**INSTRUCTIONS FOR THE TASK**: Could you copy each of the following records word for word, from the first line to the last?

**RECORDED DATA**:
:::::

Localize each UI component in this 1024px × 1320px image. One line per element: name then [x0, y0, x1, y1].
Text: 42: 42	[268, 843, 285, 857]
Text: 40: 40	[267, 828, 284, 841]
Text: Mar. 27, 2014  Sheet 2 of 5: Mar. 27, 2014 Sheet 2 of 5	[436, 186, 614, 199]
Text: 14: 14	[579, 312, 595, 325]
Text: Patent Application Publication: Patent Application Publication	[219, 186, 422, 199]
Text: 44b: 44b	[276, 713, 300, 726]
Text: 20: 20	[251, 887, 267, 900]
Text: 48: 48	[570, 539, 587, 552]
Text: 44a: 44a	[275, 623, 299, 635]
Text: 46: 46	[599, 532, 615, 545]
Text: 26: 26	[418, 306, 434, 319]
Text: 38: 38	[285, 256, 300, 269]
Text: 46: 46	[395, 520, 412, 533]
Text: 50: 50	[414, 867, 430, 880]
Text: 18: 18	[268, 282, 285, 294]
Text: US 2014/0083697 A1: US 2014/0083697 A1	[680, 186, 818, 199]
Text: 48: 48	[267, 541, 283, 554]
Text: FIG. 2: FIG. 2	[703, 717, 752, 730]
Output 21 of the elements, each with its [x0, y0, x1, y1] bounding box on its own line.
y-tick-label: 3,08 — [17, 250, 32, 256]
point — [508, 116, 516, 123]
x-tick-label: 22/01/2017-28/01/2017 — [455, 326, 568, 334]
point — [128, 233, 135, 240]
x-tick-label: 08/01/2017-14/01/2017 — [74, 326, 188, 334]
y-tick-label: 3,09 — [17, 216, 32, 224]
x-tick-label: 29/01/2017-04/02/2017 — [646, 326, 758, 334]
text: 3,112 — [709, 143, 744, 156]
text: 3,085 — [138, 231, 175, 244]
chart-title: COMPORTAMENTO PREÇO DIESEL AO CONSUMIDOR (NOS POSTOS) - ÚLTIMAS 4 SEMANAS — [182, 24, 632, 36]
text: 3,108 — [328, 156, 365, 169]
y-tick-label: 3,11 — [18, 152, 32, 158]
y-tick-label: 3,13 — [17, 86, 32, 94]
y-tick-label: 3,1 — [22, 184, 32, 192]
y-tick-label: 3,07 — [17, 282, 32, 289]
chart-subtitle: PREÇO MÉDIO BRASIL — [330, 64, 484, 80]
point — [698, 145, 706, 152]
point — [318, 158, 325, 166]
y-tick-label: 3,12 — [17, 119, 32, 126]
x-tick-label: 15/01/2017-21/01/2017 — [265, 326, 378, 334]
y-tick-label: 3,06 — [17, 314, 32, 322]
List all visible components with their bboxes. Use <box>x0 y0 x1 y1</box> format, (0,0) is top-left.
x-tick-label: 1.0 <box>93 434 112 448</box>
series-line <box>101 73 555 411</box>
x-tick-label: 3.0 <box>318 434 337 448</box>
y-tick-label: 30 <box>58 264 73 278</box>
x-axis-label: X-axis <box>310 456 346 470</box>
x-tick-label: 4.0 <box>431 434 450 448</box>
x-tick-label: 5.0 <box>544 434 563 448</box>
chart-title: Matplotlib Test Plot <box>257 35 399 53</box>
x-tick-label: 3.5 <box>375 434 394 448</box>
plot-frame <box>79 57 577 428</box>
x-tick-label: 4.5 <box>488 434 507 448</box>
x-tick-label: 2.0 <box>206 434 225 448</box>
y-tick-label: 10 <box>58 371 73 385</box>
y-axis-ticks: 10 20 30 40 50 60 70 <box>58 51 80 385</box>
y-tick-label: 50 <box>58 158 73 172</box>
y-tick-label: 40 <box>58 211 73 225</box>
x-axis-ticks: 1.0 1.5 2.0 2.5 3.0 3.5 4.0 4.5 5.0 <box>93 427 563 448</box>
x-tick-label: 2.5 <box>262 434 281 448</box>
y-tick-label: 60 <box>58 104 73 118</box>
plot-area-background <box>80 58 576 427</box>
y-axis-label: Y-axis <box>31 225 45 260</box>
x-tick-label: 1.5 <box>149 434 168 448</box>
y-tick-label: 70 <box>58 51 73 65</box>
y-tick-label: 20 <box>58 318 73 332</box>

:::::

**SOLUTION**:
Localize each UI component in this 1024px × 1320px image. One line per element: name then [x0, y0, x1, y1].
Text: 42: 42	[268, 843, 285, 857]
Text: 40: 40	[267, 828, 284, 841]
Text: Mar. 27, 2014  Sheet 2 of 5: Mar. 27, 2014 Sheet 2 of 5	[436, 186, 614, 199]
Text: 14: 14	[579, 312, 595, 325]
Text: Patent Application Publication: Patent Application Publication	[219, 186, 422, 199]
Text: 44b: 44b	[276, 713, 300, 726]
Text: 20: 20	[251, 887, 267, 900]
Text: 48: 48	[570, 539, 587, 552]
Text: 44a: 44a	[275, 623, 299, 635]
Text: 46: 46	[599, 532, 615, 545]
Text: 26: 26	[418, 306, 434, 319]
Text: 38: 38	[285, 256, 300, 269]
Text: 46: 46	[395, 520, 412, 533]
Text: 50: 50	[414, 867, 430, 880]
Text: 18: 18	[268, 282, 285, 294]
Text: US 2014/0083697 A1: US 2014/0083697 A1	[680, 186, 818, 199]
Text: 48: 48	[267, 541, 283, 554]
Text: FIG. 2: FIG. 2	[703, 717, 752, 730]
Output 21 of the elements, each with its [x0, y0, x1, y1] bounding box on its own line.
y-tick-label: 3,08 — [17, 250, 32, 256]
point — [508, 116, 516, 123]
x-tick-label: 22/01/2017-28/01/2017 — [455, 326, 568, 334]
point — [128, 233, 135, 240]
x-tick-label: 08/01/2017-14/01/2017 — [74, 326, 188, 334]
y-tick-label: 3,09 — [17, 216, 32, 224]
x-tick-label: 29/01/2017-04/02/2017 — [646, 326, 758, 334]
text: 3,112 — [709, 143, 744, 156]
text: 3,085 — [138, 231, 175, 244]
chart-title: COMPORTAMENTO PREÇO DIESEL AO CONSUMIDOR (NOS POSTOS) - ÚLTIMAS 4 SEMANAS — [182, 24, 632, 36]
text: 3,108 — [328, 156, 365, 169]
y-tick-label: 3,11 — [18, 152, 32, 158]
y-tick-label: 3,13 — [17, 86, 32, 94]
y-tick-label: 3,1 — [22, 184, 32, 192]
y-tick-label: 3,07 — [17, 282, 32, 289]
chart-subtitle: PREÇO MÉDIO BRASIL — [330, 64, 484, 80]
point — [698, 145, 706, 152]
point — [318, 158, 325, 166]
y-tick-label: 3,12 — [17, 119, 32, 126]
x-tick-label: 15/01/2017-21/01/2017 — [265, 326, 378, 334]
y-tick-label: 3,06 — [17, 314, 32, 322]
List all visible components with their bboxes. Use <box>x0 y0 x1 y1</box> format, (0,0) is top-left.
x-tick-label: 1.0 <box>93 434 112 448</box>
series-line <box>101 73 555 411</box>
x-tick-label: 3.0 <box>318 434 337 448</box>
y-tick-label: 30 <box>58 264 73 278</box>
x-axis-label: X-axis <box>310 456 346 470</box>
x-tick-label: 4.0 <box>431 434 450 448</box>
x-tick-label: 5.0 <box>544 434 563 448</box>
chart-title: Matplotlib Test Plot <box>257 35 399 53</box>
x-tick-label: 3.5 <box>375 434 394 448</box>
plot-frame <box>79 57 577 428</box>
x-tick-label: 4.5 <box>488 434 507 448</box>
x-tick-label: 2.0 <box>206 434 225 448</box>
y-tick-label: 10 <box>58 371 73 385</box>
y-axis-ticks: 10 20 30 40 50 60 70 <box>58 51 80 385</box>
y-tick-label: 50 <box>58 158 73 172</box>
y-tick-label: 40 <box>58 211 73 225</box>
x-axis-ticks: 1.0 1.5 2.0 2.5 3.0 3.5 4.0 4.5 5.0 <box>93 427 563 448</box>
x-tick-label: 2.5 <box>262 434 281 448</box>
y-tick-label: 60 <box>58 104 73 118</box>
plot-area-background <box>80 58 576 427</box>
y-axis-label: Y-axis <box>31 225 45 260</box>
x-tick-label: 1.5 <box>149 434 168 448</box>
y-tick-label: 70 <box>58 51 73 65</box>
y-tick-label: 20 <box>58 318 73 332</box>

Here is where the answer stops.